%%

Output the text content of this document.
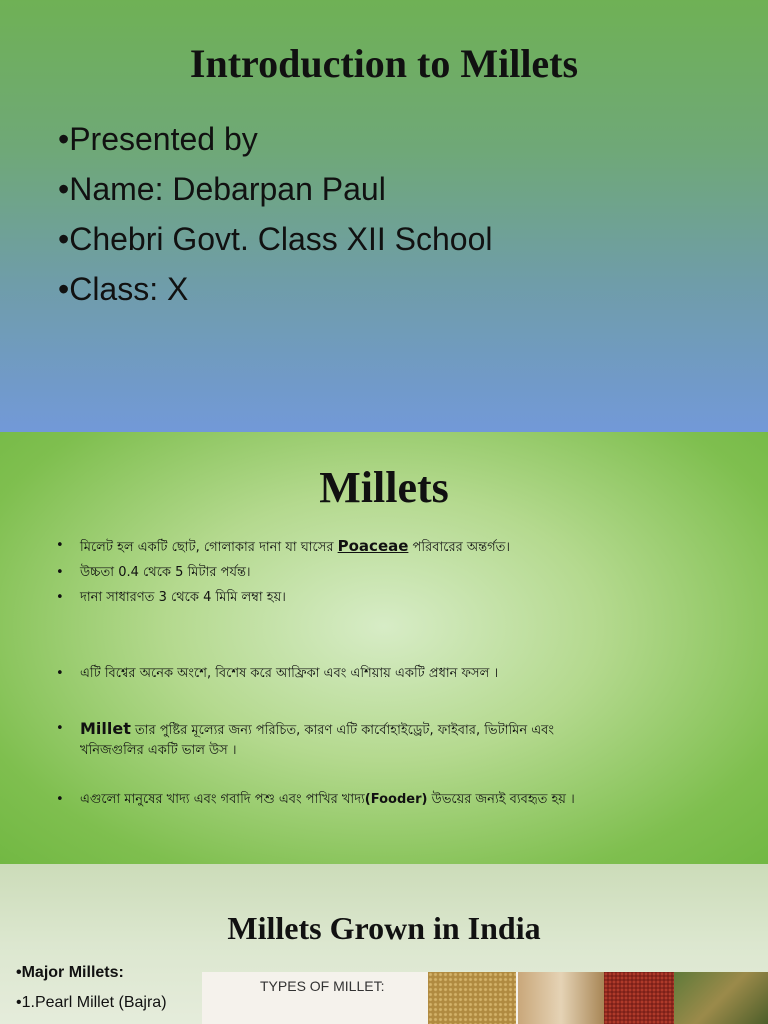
Introduction to Millets
•Presented by
•Name: Debarpan Paul
•Chebri Govt. Class XII School
•Class: X
Millets
মিলেট হল একটি ছোট, গোলাকার দানা যা ঘাসের Poaceae পরিবারের অন্তর্গত।
উচ্চতা 0.4 থেকে 5 মিটার পর্যন্ত।
দানা সাধারণত 3 থেকে 4 মিমি লম্বা হয়।
এটি বিশ্বের অনেক অংশে, বিশেষ করে আফ্রিকা এবং এশিয়ায় একটি প্রধান ফসল ।
Millet তার পুষ্টির মূল্যের জন্য পরিচিত, কারণ এটি কার্বোহাইড্রেট, ফাইবার, ভিটামিন এবং খনিজগুলির একটি ভাল উস ।
এগুলো মানুষের খাদ্য এবং গবাদি পশু এবং পাখির খাদ্য(Fooder) উভয়ের জন্যই ব্যবহৃত হয় ।
Millets Grown in India
•Major Millets:
•1.Pearl Millet (Bajra)
TYPES OF MILLET:
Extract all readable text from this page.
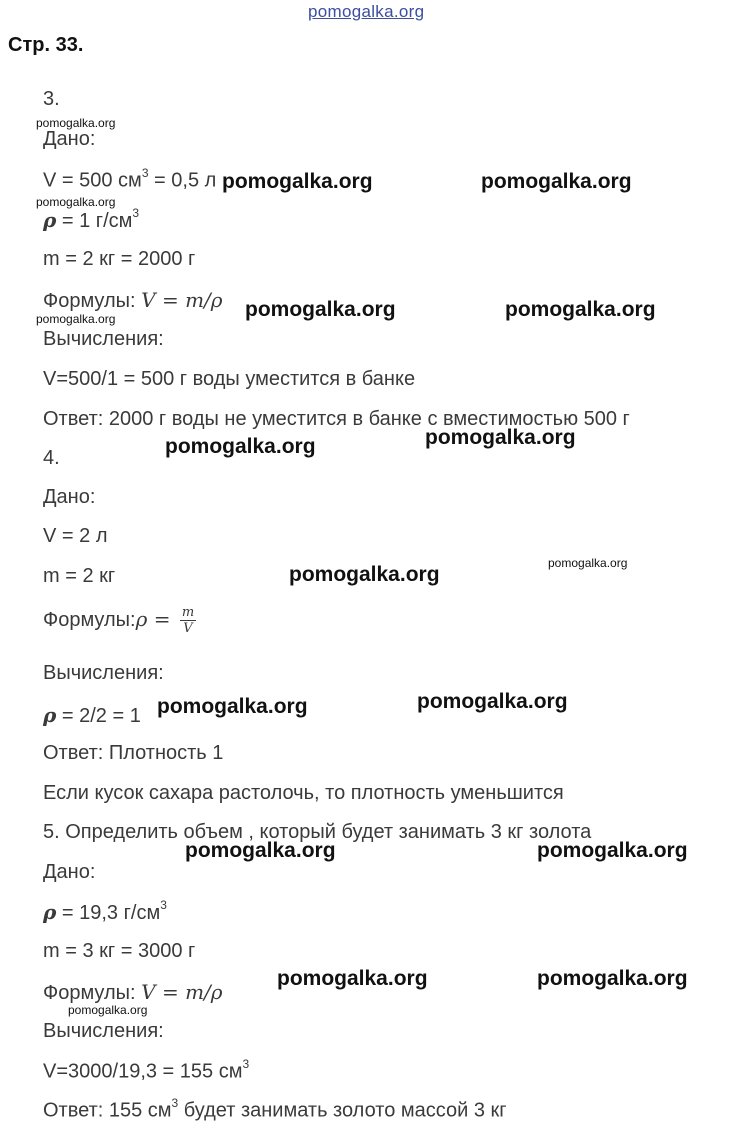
pomogalka.org
Стр. 33.
3.
Дано:
V = 500 $см^3 = 0,5$ л
ρ = 1 $г/см^3$
m = 2 кг = 2000 г
Формулы: V = m/ρ
Вычисления:
V=500/1 = 500 г воды уместится в банке
Ответ: 2000 г воды не уместится в банке с вместимостью 500 г
4.
Дано:
V = 2 л
m = 2 кг
Формулы:ρ = $\frac{m}{V}$
Вычисления:
ρ = 2/2 = 1
Ответ: Плотность 1
Если кусок сахара растолочь, то плотность уменьшится
5. Определить объем , который будет занимать 3 кг золота
Дано:
ρ = 19,3 $г/см^3$
m = 3 кг = 3000 г
Формулы: V = m/ρ
Вычисления:
V=3000/19,3 = 155 $см^3$
Ответ: 155 $см^3$ будет занимать золото массой 3 кг
pomogalka.org
pomogalka.org
pomogalka.org
pomogalka.org
pomogalka.org
pomogalka.org	pomogalka.org
pomogalka.org	pomogalka.org
pomogalka.org	pomogalka.org
pomogalka.org
pomogalka.org	pomogalka.org
pomogalka.org	pomogalka.org
pomogalka.org	pomogalka.org
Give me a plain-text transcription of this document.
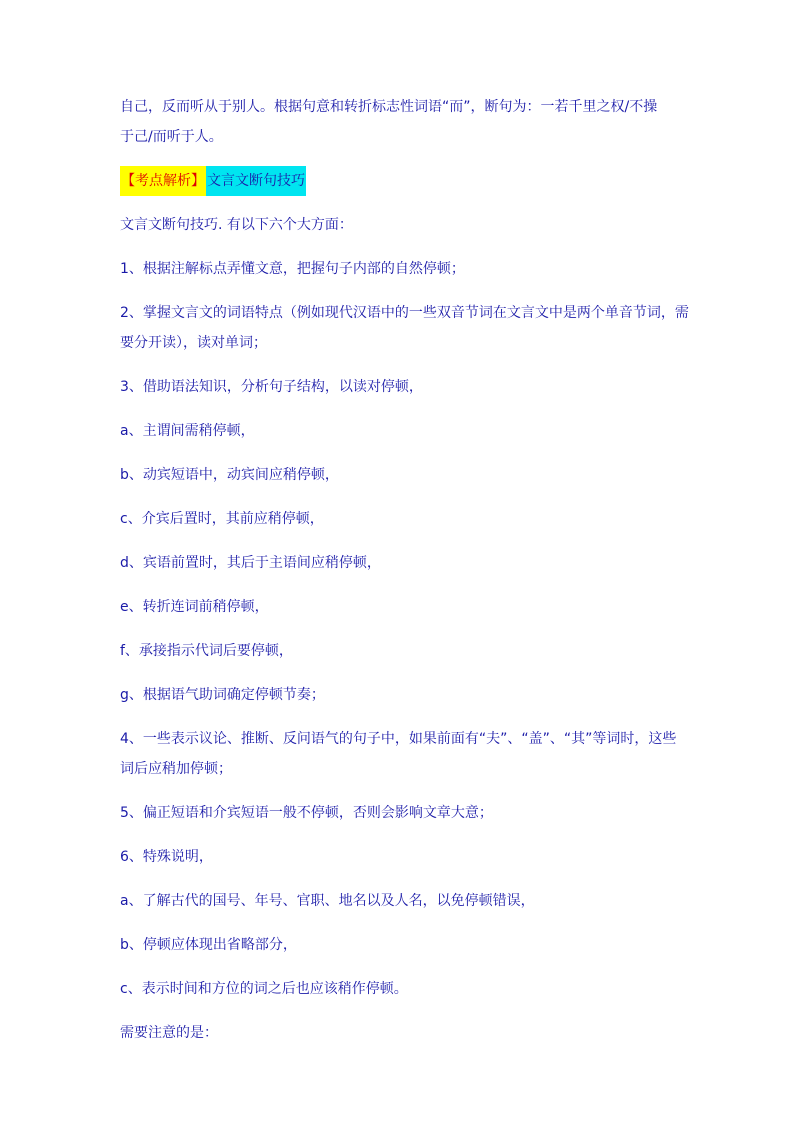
自己，反而听从于别人。根据句意和转折标志性词语“而”，断句为：一若千里之权/不操
于己/而听于人。

【考点解析】 文言文断句技巧

文言文断句技巧. 有以下六个大方面：

1、根据注解标点弄懂文意，把握句子内部的自然停顿；

2、掌握文言文的词语特点（例如现代汉语中的一些双音节词在文言文中是两个单音节词，需要分开读），读对单词；

3、借助语法知识，分析句子结构，以读对停顿，

a、主谓间需稍停顿，

b、动宾短语中，动宾间应稍停顿，

c、介宾后置时，其前应稍停顿，

d、宾语前置时，其后于主语间应稍停顿，

e、转折连词前稍停顿，

f、承接指示代词后要停顿，

g、根据语气助词确定停顿节奏；

4、一些表示议论、推断、反问语气的句子中，如果前面有“夫”、“盖”、“其”等词时，这些词后应稍加停顿；

5、偏正短语和介宾短语一般不停顿，否则会影响文章大意；

6、特殊说明，

a、了解古代的国号、年号、官职、地名以及人名，以免停顿错误，

b、停顿应体现出省略部分，

c、表示时间和方位的词之后也应该稍作停顿。

需要注意的是：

%%

Leave out every line without the string "занимать" and copy the rest.

#### Result below
5. Определить объем , который будет занимать 3 кг золота
Ответ: 155 $см^3$ будет занимать золото массой 3 кг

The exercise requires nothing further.